TASK. Exactly as they appear, output all of the records. Skip any images.

DATASET ROWS.
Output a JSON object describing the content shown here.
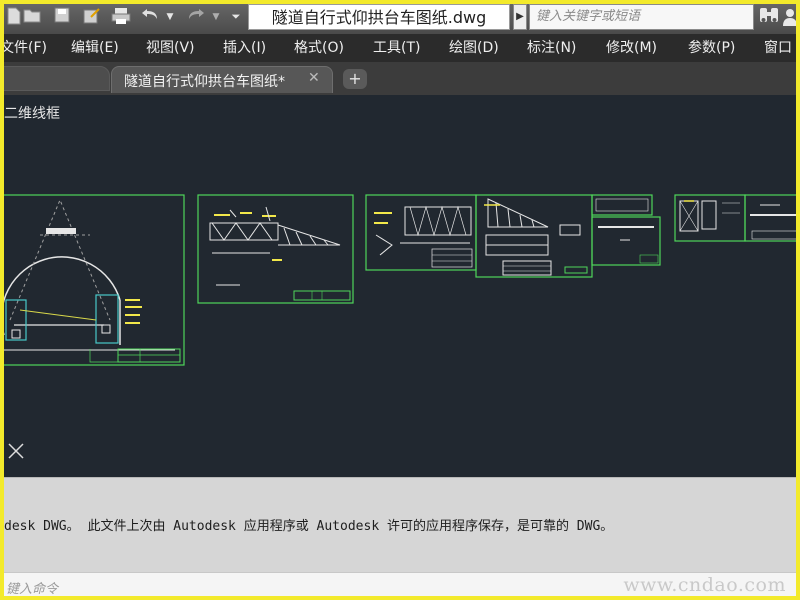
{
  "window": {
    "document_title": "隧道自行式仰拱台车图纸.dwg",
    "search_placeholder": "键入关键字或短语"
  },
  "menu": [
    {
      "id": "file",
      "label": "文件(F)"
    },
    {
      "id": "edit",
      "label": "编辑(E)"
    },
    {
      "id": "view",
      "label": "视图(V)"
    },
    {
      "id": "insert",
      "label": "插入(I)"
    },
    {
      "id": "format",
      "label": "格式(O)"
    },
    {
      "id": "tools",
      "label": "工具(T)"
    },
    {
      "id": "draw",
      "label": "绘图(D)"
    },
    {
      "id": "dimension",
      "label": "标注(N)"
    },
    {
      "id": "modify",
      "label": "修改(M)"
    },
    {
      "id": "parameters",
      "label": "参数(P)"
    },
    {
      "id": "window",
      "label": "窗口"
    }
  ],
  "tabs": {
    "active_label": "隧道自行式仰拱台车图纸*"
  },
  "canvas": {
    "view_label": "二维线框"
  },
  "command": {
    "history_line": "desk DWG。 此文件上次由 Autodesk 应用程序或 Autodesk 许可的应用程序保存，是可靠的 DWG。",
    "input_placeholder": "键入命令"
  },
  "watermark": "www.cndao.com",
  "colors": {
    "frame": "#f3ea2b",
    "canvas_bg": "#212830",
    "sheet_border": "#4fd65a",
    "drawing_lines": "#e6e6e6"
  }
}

PROBLEM SOLUTION.
Output a JSON object describing the content shown here.
{
  "window": {
    "document_title": "隧道自行式仰拱台车图纸.dwg",
    "search_placeholder": "键入关键字或短语"
  },
  "menu": [
    {
      "id": "file",
      "label": "文件(F)"
    },
    {
      "id": "edit",
      "label": "编辑(E)"
    },
    {
      "id": "view",
      "label": "视图(V)"
    },
    {
      "id": "insert",
      "label": "插入(I)"
    },
    {
      "id": "format",
      "label": "格式(O)"
    },
    {
      "id": "tools",
      "label": "工具(T)"
    },
    {
      "id": "draw",
      "label": "绘图(D)"
    },
    {
      "id": "dimension",
      "label": "标注(N)"
    },
    {
      "id": "modify",
      "label": "修改(M)"
    },
    {
      "id": "parameters",
      "label": "参数(P)"
    },
    {
      "id": "window",
      "label": "窗口"
    }
  ],
  "tabs": {
    "active_label": "隧道自行式仰拱台车图纸*"
  },
  "canvas": {
    "view_label": "二维线框"
  },
  "command": {
    "history_line": "desk DWG。 此文件上次由 Autodesk 应用程序或 Autodesk 许可的应用程序保存，是可靠的 DWG。",
    "input_placeholder": "键入命令"
  },
  "watermark": "www.cndao.com",
  "colors": {
    "frame": "#f3ea2b",
    "canvas_bg": "#212830",
    "sheet_border": "#4fd65a",
    "drawing_lines": "#e6e6e6"
  }
}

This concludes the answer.